Goal of the exercise:
Which lines hold the string "JSON"? Copy every one of them.

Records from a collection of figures
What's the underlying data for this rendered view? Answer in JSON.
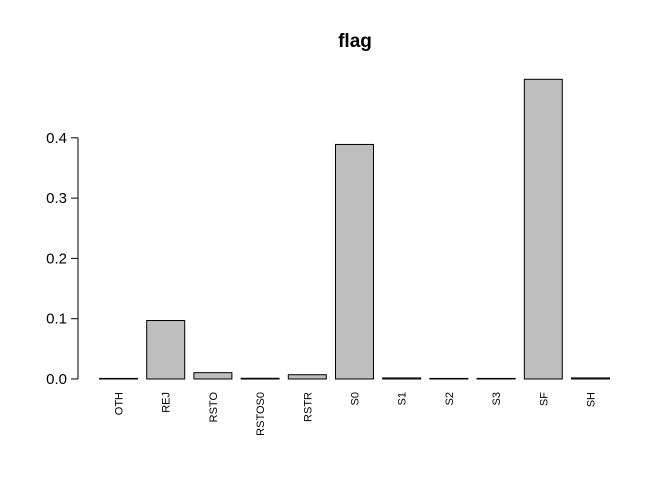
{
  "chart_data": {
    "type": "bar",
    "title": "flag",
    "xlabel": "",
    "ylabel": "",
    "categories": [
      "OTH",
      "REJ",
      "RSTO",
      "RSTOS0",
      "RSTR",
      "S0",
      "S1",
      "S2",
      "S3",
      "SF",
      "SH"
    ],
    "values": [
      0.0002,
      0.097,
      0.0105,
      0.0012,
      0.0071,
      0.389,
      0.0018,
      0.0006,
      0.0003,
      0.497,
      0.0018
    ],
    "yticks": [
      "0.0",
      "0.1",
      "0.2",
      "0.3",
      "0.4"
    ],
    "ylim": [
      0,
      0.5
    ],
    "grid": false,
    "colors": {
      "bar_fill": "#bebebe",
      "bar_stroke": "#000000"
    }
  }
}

---

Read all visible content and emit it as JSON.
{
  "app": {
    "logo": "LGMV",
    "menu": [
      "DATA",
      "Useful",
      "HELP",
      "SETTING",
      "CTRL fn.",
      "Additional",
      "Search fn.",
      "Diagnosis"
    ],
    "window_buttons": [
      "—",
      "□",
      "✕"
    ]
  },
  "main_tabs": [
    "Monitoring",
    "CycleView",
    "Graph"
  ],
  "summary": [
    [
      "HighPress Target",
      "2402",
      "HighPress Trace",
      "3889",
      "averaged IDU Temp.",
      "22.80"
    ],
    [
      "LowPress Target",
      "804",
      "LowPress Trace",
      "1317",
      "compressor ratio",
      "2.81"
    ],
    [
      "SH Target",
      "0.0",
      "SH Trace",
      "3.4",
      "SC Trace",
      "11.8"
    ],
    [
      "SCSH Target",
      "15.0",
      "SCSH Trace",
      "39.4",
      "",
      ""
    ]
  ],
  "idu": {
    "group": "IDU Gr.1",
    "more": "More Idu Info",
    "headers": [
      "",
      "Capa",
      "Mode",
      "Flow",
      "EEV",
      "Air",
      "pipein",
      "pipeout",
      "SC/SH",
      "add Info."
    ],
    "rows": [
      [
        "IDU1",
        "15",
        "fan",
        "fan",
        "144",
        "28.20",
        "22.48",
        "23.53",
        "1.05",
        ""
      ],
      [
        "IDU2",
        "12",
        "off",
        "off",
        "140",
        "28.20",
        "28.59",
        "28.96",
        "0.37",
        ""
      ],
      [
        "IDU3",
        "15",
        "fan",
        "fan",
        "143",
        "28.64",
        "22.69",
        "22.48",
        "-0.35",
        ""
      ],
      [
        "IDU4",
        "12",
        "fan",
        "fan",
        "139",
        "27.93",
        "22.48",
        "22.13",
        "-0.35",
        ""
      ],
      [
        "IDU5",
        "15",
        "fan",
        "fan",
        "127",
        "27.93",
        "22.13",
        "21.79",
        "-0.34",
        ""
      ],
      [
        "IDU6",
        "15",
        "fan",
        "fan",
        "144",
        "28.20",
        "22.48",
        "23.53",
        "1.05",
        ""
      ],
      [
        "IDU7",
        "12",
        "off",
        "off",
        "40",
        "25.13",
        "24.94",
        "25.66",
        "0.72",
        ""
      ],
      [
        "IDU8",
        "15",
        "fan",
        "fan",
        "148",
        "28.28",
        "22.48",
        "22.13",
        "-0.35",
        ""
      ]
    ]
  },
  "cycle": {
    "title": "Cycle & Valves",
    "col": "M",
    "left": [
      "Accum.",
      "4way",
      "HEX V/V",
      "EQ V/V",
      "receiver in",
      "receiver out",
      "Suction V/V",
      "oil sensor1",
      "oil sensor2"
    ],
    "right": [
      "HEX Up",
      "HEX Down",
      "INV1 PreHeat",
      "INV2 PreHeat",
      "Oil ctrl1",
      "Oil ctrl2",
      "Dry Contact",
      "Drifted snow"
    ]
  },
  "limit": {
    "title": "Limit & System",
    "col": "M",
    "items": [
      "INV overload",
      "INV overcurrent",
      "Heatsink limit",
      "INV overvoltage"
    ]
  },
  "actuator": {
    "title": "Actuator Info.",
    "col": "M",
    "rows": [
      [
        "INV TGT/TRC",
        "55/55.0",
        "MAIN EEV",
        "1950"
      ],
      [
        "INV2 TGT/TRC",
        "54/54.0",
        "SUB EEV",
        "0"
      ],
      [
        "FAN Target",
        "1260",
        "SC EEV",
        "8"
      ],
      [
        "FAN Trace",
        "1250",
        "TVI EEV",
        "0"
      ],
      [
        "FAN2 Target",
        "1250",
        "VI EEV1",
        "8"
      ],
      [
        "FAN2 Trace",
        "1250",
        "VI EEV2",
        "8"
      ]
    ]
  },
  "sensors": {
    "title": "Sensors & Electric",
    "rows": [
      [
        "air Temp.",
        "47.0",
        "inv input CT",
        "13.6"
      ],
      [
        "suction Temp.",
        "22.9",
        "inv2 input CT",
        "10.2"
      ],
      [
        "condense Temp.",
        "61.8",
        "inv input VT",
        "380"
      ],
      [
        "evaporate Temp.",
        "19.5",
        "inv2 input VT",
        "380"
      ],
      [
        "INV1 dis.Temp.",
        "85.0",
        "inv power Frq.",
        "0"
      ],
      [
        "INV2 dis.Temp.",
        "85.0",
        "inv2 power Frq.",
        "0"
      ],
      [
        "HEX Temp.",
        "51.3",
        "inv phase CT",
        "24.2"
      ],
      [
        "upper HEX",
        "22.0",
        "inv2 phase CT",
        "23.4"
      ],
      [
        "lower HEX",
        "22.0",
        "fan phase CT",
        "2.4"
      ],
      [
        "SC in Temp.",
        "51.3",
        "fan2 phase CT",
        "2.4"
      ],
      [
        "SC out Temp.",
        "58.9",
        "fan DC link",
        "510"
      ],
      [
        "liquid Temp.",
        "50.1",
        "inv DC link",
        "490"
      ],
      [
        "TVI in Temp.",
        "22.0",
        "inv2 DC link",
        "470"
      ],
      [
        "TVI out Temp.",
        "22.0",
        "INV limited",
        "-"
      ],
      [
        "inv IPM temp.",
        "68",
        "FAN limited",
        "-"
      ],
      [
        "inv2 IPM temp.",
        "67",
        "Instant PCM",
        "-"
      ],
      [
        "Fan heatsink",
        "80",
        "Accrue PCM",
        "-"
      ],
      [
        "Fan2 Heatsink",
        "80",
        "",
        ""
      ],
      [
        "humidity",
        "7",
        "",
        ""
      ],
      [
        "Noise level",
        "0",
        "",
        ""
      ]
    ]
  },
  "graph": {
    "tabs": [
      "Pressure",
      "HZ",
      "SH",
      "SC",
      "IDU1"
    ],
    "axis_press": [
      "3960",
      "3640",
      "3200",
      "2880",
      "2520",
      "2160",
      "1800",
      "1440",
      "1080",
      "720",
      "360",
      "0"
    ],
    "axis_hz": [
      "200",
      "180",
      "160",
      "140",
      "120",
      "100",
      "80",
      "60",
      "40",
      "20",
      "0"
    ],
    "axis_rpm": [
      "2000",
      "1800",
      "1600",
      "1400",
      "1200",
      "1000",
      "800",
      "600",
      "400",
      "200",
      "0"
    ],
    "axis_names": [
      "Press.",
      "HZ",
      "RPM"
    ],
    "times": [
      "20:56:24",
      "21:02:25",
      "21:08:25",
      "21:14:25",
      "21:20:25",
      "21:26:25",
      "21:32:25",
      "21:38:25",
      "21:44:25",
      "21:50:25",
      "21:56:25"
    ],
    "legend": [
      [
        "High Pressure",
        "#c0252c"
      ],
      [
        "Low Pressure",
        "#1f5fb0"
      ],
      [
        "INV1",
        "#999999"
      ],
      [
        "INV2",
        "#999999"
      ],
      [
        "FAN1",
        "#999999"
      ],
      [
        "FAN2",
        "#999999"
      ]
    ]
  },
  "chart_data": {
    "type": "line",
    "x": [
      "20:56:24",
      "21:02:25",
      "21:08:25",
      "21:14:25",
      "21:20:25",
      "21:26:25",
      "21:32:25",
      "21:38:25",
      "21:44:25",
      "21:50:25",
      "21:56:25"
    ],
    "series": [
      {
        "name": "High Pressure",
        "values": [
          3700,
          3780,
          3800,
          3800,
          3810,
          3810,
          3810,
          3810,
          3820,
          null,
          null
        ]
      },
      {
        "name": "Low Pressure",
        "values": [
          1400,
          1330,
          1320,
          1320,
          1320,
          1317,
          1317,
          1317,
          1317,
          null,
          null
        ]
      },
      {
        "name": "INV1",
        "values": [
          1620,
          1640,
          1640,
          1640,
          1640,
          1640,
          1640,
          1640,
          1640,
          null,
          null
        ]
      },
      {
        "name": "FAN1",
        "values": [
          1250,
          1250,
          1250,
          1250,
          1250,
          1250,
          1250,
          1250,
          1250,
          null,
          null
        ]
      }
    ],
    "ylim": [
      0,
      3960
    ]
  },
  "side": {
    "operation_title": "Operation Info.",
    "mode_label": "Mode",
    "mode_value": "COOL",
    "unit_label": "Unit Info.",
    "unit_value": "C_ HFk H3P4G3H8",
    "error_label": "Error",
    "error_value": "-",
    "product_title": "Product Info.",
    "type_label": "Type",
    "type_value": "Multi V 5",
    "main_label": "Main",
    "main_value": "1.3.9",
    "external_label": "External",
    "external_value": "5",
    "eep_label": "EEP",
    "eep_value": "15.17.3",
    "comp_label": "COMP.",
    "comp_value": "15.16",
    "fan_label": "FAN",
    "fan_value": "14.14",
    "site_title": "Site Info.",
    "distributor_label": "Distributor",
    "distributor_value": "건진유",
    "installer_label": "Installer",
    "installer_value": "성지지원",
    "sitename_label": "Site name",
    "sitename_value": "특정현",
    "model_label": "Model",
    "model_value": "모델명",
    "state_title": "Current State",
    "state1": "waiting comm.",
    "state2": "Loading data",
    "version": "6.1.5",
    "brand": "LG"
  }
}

Expected output:
What's the underlying data for this rendered view? Answer in JSON.
Read all visible content and emit it as JSON.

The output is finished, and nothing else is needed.